+++ Passage provided

Before The League  is a documentary series on the history of professional American football that ultimately became the NFL. The series debuted at the Pro Football Hall of Fame on October 27, 2015. The film is broken into a six parts which tell the story of the evolution from rugby to the formation and creation of the American Professional Football Association in 1920. The series aired on Time Warner Cable SportsChannel on November 17 and 18, 2015.

The series was awarded several times including in the prestigious Emmy Awards and national Telly Awards in 2016. Before The League director and executive producer Jason Pheister and lead writer and executive producer Alison Momeyer, were each awarded Emmys for their roles. In total, the series received three Emmy Awards, five Emmy nominations, and five Telly Awards.

++++++

### [Request A]
According to the passage on the documentary series, where did the series debut?
The rows come from a different source than the documentary text.

+++ Data provided

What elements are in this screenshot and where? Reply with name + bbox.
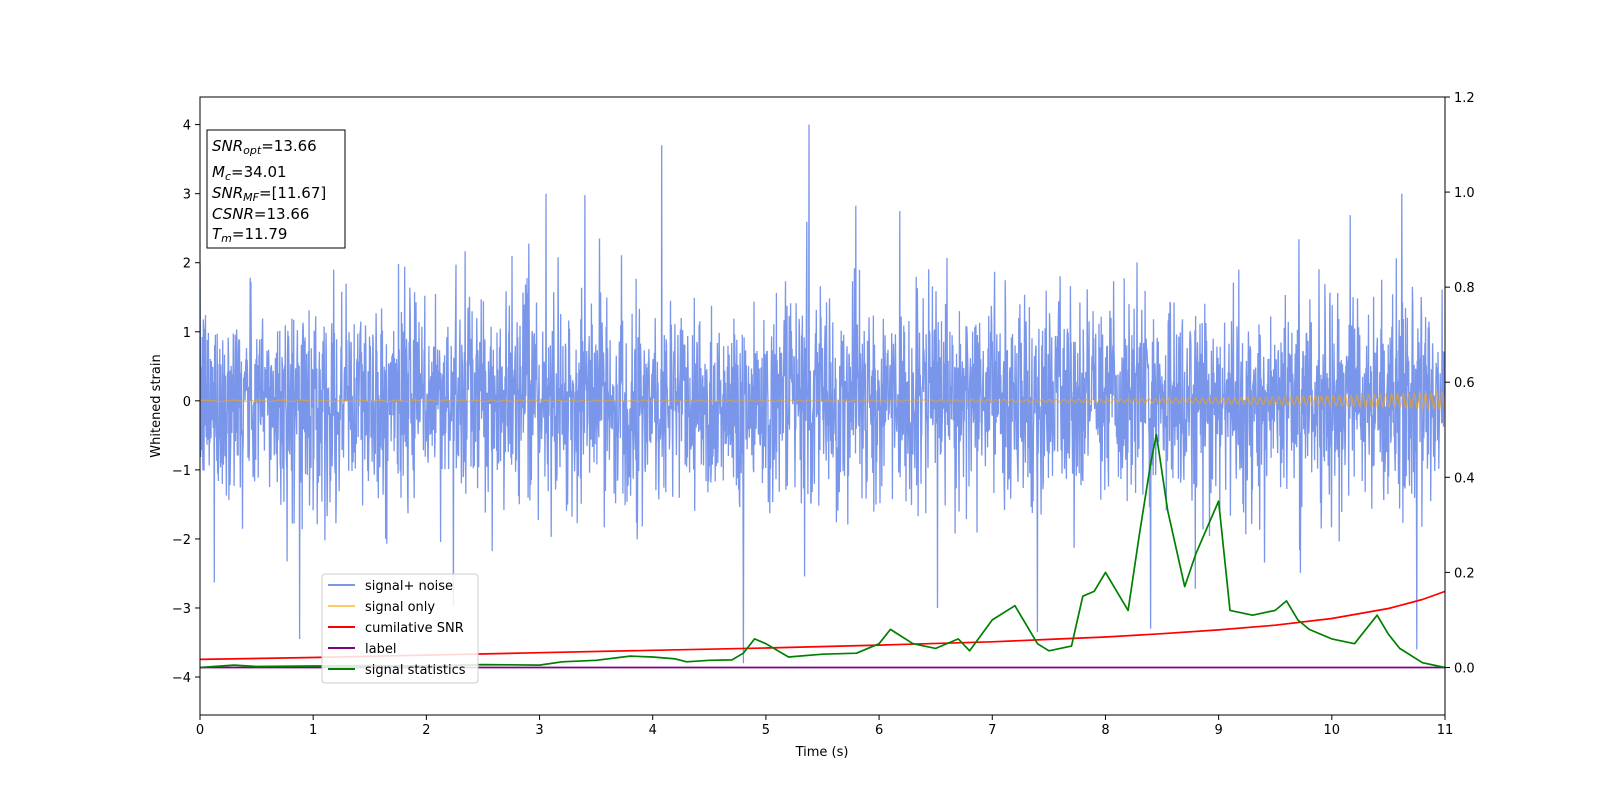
y-tick-label: 3	[183, 188, 191, 203]
y2-tick-label: 1.2	[1454, 91, 1475, 106]
x-tick-label: 7	[988, 723, 996, 738]
series-cumulative-snr	[200, 590, 1445, 661]
y-tick-label: −2	[172, 533, 191, 548]
y-tick-label: 4	[183, 119, 191, 134]
x-axis: 0 1 2 3 4 5 6 7 8 9 10 11	[196, 715, 1453, 738]
plot-frame	[199, 96, 1446, 716]
legend: signal+ noise signal only cumilative SNR…	[321, 573, 479, 684]
y2-tick-label: 0.0	[1454, 661, 1475, 676]
x-tick-label: 9	[1214, 723, 1222, 738]
y-axis-left: −4 −3 −2 −1 0 1 2 3 4	[172, 119, 200, 686]
y2-tick-label: 0.8	[1454, 281, 1475, 296]
annotation-snr-mf: SNRMF=[11.67]	[212, 184, 326, 204]
x-tick-label: 3	[535, 723, 543, 738]
y-axis-right: 0.0 0.2 0.4 0.6 0.8 1.0 1.2	[1445, 91, 1475, 676]
x-tick-label: 0	[196, 723, 204, 738]
y-tick-label: −1	[172, 464, 191, 479]
x-tick-label: 1	[309, 723, 317, 738]
y-tick-label: 0	[183, 395, 191, 410]
annotation-box: SNRopt=13.66 Mc=34.01 SNRMF=[11.67] CSNR…	[206, 129, 346, 249]
x-tick-label: 5	[762, 723, 770, 738]
x-axis-label: Time (s)	[795, 745, 849, 760]
legend-label-signal-noise: signal+ noise	[365, 579, 453, 594]
x-tick-label: 10	[1324, 723, 1341, 738]
y2-tick-label: 0.2	[1454, 566, 1475, 581]
annotation-mc: Mc=34.01	[212, 163, 287, 183]
annotation-csnr: CSNR=13.66	[212, 205, 309, 223]
legend-label-cumulative-snr: cumilative SNR	[365, 621, 464, 636]
y2-tick-label: 1.0	[1454, 186, 1475, 201]
y2-tick-label: 0.6	[1454, 376, 1475, 391]
y-tick-label: 1	[183, 326, 191, 341]
legend-label-signal-statistics: signal statistics	[365, 663, 466, 678]
x-tick-label: 6	[875, 723, 883, 738]
legend-frame	[321, 573, 479, 684]
y-axis-label: Whitened strain	[149, 354, 164, 457]
x-tick-label: 4	[649, 723, 657, 738]
series-signal-statistics	[200, 433, 1445, 669]
y-tick-label: 2	[183, 257, 191, 272]
annotation-tm: Tm=11.79	[212, 225, 287, 245]
x-tick-label: 8	[1101, 723, 1109, 738]
x-tick-label: 2	[422, 723, 430, 738]
y-tick-label: −4	[172, 671, 191, 686]
annotation-snr-opt: SNRopt=13.66	[212, 137, 317, 157]
y2-tick-label: 0.4	[1454, 471, 1475, 486]
legend-label-signal-only: signal only	[365, 600, 435, 615]
y-tick-label: −3	[172, 602, 191, 617]
series-signal-only	[200, 390, 1445, 411]
series-signal-noise	[200, 124, 1445, 664]
x-tick-label: 11	[1437, 723, 1454, 738]
legend-label-label: label	[365, 642, 396, 657]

++++++

### [Request B]
Reproduce the rows word for word, from the one containing "188, 191, 203]" down through the final row.

### [Exercise response A]
The Pro Football Hall of Fame.

### [Exercise response B]
y-tick-label: 3	[183, 188, 191, 203]
y2-tick-label: 1.2	[1454, 91, 1475, 106]
x-tick-label: 7	[988, 723, 996, 738]
series-cumulative-snr	[200, 590, 1445, 661]
y-tick-label: −2	[172, 533, 191, 548]
y-tick-label: 4	[183, 119, 191, 134]
x-axis: 0 1 2 3 4 5 6 7 8 9 10 11	[196, 715, 1453, 738]
plot-frame	[199, 96, 1446, 716]
legend: signal+ noise signal only cumilative SNR…	[321, 573, 479, 684]
y2-tick-label: 0.0	[1454, 661, 1475, 676]
x-tick-label: 9	[1214, 723, 1222, 738]
y-axis-left: −4 −3 −2 −1 0 1 2 3 4	[172, 119, 200, 686]
y2-tick-label: 0.8	[1454, 281, 1475, 296]
annotation-snr-mf: SNRMF=[11.67]	[212, 184, 326, 204]
x-tick-label: 3	[535, 723, 543, 738]
y-axis-right: 0.0 0.2 0.4 0.6 0.8 1.0 1.2	[1445, 91, 1475, 676]
x-tick-label: 0	[196, 723, 204, 738]
y-tick-label: −1	[172, 464, 191, 479]
x-tick-label: 1	[309, 723, 317, 738]
y-tick-label: 0	[183, 395, 191, 410]
annotation-box: SNRopt=13.66 Mc=34.01 SNRMF=[11.67] CSNR…	[206, 129, 346, 249]
x-tick-label: 5	[762, 723, 770, 738]
x-axis-label: Time (s)	[795, 745, 849, 760]
legend-label-signal-noise: signal+ noise	[365, 579, 453, 594]
x-tick-label: 10	[1324, 723, 1341, 738]
y2-tick-label: 0.2	[1454, 566, 1475, 581]
annotation-mc: Mc=34.01	[212, 163, 287, 183]
annotation-csnr: CSNR=13.66	[212, 205, 309, 223]
legend-label-cumulative-snr: cumilative SNR	[365, 621, 464, 636]
y2-tick-label: 1.0	[1454, 186, 1475, 201]
y2-tick-label: 0.6	[1454, 376, 1475, 391]
y-tick-label: 1	[183, 326, 191, 341]
legend-label-signal-statistics: signal statistics	[365, 663, 466, 678]
x-tick-label: 6	[875, 723, 883, 738]
legend-frame	[321, 573, 479, 684]
y-axis-label: Whitened strain	[149, 354, 164, 457]
x-tick-label: 4	[649, 723, 657, 738]
series-signal-statistics	[200, 433, 1445, 669]
y-tick-label: 2	[183, 257, 191, 272]
annotation-tm: Tm=11.79	[212, 225, 287, 245]
x-tick-label: 8	[1101, 723, 1109, 738]
x-tick-label: 2	[422, 723, 430, 738]
y-tick-label: −4	[172, 671, 191, 686]
annotation-snr-opt: SNRopt=13.66	[212, 137, 317, 157]
y2-tick-label: 0.4	[1454, 471, 1475, 486]
legend-label-signal-only: signal only	[365, 600, 435, 615]
y-tick-label: −3	[172, 602, 191, 617]
series-signal-only	[200, 390, 1445, 411]
series-signal-noise	[200, 124, 1445, 664]
x-tick-label: 11	[1437, 723, 1454, 738]
legend-label-label: label	[365, 642, 396, 657]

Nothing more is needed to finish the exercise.